Saved entries:
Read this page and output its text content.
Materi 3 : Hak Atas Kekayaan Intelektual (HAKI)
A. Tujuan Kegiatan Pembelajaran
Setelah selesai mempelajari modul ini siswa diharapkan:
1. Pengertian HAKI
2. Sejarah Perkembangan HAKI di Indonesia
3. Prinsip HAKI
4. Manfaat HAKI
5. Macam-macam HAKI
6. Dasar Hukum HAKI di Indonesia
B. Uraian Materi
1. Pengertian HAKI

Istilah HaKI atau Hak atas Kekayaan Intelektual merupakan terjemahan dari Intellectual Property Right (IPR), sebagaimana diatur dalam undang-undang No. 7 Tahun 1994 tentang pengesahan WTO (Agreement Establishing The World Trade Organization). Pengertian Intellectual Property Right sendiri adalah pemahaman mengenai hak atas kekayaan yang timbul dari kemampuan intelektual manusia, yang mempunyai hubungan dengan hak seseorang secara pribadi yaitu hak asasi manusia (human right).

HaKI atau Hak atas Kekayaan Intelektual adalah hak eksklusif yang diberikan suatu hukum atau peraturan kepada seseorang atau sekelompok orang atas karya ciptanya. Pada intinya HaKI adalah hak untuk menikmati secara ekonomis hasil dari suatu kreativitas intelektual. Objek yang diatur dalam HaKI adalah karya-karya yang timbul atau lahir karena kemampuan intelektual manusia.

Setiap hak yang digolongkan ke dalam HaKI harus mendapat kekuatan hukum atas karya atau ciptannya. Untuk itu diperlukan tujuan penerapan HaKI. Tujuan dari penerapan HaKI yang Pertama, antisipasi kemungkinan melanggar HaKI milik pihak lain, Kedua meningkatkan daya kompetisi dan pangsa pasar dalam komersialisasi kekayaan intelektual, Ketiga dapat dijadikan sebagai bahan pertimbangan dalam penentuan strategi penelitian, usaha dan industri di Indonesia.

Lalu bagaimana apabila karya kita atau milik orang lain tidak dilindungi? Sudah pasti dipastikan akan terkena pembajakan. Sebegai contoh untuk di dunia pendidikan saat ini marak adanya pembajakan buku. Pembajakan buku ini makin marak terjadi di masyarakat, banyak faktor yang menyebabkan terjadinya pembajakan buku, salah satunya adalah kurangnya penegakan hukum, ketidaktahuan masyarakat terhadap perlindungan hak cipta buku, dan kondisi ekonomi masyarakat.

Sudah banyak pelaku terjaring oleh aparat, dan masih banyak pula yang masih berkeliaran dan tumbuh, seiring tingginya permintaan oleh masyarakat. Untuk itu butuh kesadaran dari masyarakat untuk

TASK DESCRIPTION: Output all of the data again, exactly.

ANSWER TO THIS PROBLEM:
Read this page and output its text content.
Materi 3 : Hak Atas Kekayaan Intelektual (HAKI)
A. Tujuan Kegiatan Pembelajaran
Setelah selesai mempelajari modul ini siswa diharapkan:
1. Pengertian HAKI
2. Sejarah Perkembangan HAKI di Indonesia
3. Prinsip HAKI
4. Manfaat HAKI
5. Macam-macam HAKI
6. Dasar Hukum HAKI di Indonesia
B. Uraian Materi
1. Pengertian HAKI

Istilah HaKI atau Hak atas Kekayaan Intelektual merupakan terjemahan dari Intellectual Property Right (IPR), sebagaimana diatur dalam undang-undang No. 7 Tahun 1994 tentang pengesahan WTO (Agreement Establishing The World Trade Organization). Pengertian Intellectual Property Right sendiri adalah pemahaman mengenai hak atas kekayaan yang timbul dari kemampuan intelektual manusia, yang mempunyai hubungan dengan hak seseorang secara pribadi yaitu hak asasi manusia (human right).

HaKI atau Hak atas Kekayaan Intelektual adalah hak eksklusif yang diberikan suatu hukum atau peraturan kepada seseorang atau sekelompok orang atas karya ciptanya. Pada intinya HaKI adalah hak untuk menikmati secara ekonomis hasil dari suatu kreativitas intelektual. Objek yang diatur dalam HaKI adalah karya-karya yang timbul atau lahir karena kemampuan intelektual manusia.

Setiap hak yang digolongkan ke dalam HaKI harus mendapat kekuatan hukum atas karya atau ciptannya. Untuk itu diperlukan tujuan penerapan HaKI. Tujuan dari penerapan HaKI yang Pertama, antisipasi kemungkinan melanggar HaKI milik pihak lain, Kedua meningkatkan daya kompetisi dan pangsa pasar dalam komersialisasi kekayaan intelektual, Ketiga dapat dijadikan sebagai bahan pertimbangan dalam penentuan strategi penelitian, usaha dan industri di Indonesia.

Lalu bagaimana apabila karya kita atau milik orang lain tidak dilindungi? Sudah pasti dipastikan akan terkena pembajakan. Sebegai contoh untuk di dunia pendidikan saat ini marak adanya pembajakan buku. Pembajakan buku ini makin marak terjadi di masyarakat, banyak faktor yang menyebabkan terjadinya pembajakan buku, salah satunya adalah kurangnya penegakan hukum, ketidaktahuan masyarakat terhadap perlindungan hak cipta buku, dan kondisi ekonomi masyarakat.

Sudah banyak pelaku terjaring oleh aparat, dan masih banyak pula yang masih berkeliaran dan tumbuh, seiring tingginya permintaan oleh masyarakat. Untuk itu butuh kesadaran dari masyarakat untuk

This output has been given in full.